↓
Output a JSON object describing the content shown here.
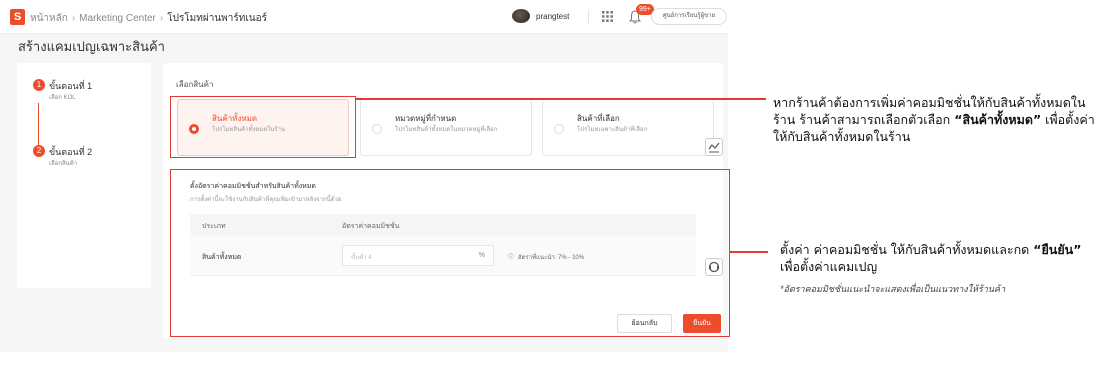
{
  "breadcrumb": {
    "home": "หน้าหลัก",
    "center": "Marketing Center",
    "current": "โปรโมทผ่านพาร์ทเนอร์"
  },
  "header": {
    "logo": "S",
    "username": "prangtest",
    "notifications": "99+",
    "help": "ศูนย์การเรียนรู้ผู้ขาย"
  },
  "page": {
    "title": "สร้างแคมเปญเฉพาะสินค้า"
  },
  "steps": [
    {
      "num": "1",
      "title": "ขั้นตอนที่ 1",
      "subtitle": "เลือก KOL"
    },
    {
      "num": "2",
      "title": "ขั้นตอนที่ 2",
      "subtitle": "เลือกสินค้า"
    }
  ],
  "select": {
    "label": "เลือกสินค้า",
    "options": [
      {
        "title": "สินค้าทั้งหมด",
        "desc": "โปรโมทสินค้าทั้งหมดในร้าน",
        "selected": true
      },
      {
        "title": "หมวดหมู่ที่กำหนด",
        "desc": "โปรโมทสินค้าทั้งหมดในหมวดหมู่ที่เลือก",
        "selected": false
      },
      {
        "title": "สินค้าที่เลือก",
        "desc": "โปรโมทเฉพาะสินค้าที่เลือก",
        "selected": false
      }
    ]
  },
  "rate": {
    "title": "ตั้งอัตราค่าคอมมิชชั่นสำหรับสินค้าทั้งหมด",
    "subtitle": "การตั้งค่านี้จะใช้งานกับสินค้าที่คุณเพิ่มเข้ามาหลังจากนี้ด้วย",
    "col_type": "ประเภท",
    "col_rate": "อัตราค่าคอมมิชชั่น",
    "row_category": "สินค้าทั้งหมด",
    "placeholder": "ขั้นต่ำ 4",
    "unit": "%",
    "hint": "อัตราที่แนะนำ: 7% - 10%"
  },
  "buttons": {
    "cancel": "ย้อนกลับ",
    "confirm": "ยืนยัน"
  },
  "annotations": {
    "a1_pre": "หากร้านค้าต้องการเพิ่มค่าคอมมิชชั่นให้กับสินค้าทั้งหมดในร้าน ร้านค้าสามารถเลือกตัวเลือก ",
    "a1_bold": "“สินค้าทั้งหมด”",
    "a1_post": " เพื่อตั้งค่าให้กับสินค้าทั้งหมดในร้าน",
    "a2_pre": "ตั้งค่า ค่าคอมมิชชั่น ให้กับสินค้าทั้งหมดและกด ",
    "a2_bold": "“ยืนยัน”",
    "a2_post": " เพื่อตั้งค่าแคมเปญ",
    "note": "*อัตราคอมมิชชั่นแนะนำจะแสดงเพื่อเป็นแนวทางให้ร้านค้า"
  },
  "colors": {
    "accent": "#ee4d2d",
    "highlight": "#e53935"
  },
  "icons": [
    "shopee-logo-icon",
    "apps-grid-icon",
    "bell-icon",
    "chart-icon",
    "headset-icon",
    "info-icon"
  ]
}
↑
Leave out every picture and copy the rest of the records exactly.

# [FULL ANSWER]
Output a JSON object describing the content shown here.
{
  "breadcrumb": {
    "home": "หน้าหลัก",
    "center": "Marketing Center",
    "current": "โปรโมทผ่านพาร์ทเนอร์"
  },
  "header": {
    "logo": "S",
    "username": "prangtest",
    "notifications": "99+",
    "help": "ศูนย์การเรียนรู้ผู้ขาย"
  },
  "page": {
    "title": "สร้างแคมเปญเฉพาะสินค้า"
  },
  "steps": [
    {
      "num": "1",
      "title": "ขั้นตอนที่ 1",
      "subtitle": "เลือก KOL"
    },
    {
      "num": "2",
      "title": "ขั้นตอนที่ 2",
      "subtitle": "เลือกสินค้า"
    }
  ],
  "select": {
    "label": "เลือกสินค้า",
    "options": [
      {
        "title": "สินค้าทั้งหมด",
        "desc": "โปรโมทสินค้าทั้งหมดในร้าน",
        "selected": true
      },
      {
        "title": "หมวดหมู่ที่กำหนด",
        "desc": "โปรโมทสินค้าทั้งหมดในหมวดหมู่ที่เลือก",
        "selected": false
      },
      {
        "title": "สินค้าที่เลือก",
        "desc": "โปรโมทเฉพาะสินค้าที่เลือก",
        "selected": false
      }
    ]
  },
  "rate": {
    "title": "ตั้งอัตราค่าคอมมิชชั่นสำหรับสินค้าทั้งหมด",
    "subtitle": "การตั้งค่านี้จะใช้งานกับสินค้าที่คุณเพิ่มเข้ามาหลังจากนี้ด้วย",
    "col_type": "ประเภท",
    "col_rate": "อัตราค่าคอมมิชชั่น",
    "row_category": "สินค้าทั้งหมด",
    "placeholder": "ขั้นต่ำ 4",
    "unit": "%",
    "hint": "อัตราที่แนะนำ: 7% - 10%"
  },
  "buttons": {
    "cancel": "ย้อนกลับ",
    "confirm": "ยืนยัน"
  },
  "annotations": {
    "a1_pre": "หากร้านค้าต้องการเพิ่มค่าคอมมิชชั่นให้กับสินค้าทั้งหมดในร้าน ร้านค้าสามารถเลือกตัวเลือก ",
    "a1_bold": "“สินค้าทั้งหมด”",
    "a1_post": " เพื่อตั้งค่าให้กับสินค้าทั้งหมดในร้าน",
    "a2_pre": "ตั้งค่า ค่าคอมมิชชั่น ให้กับสินค้าทั้งหมดและกด ",
    "a2_bold": "“ยืนยัน”",
    "a2_post": " เพื่อตั้งค่าแคมเปญ",
    "note": "*อัตราคอมมิชชั่นแนะนำจะแสดงเพื่อเป็นแนวทางให้ร้านค้า"
  },
  "colors": {
    "accent": "#ee4d2d",
    "highlight": "#e53935"
  },
  "icons": [
    "shopee-logo-icon",
    "apps-grid-icon",
    "bell-icon",
    "chart-icon",
    "headset-icon",
    "info-icon"
  ]
}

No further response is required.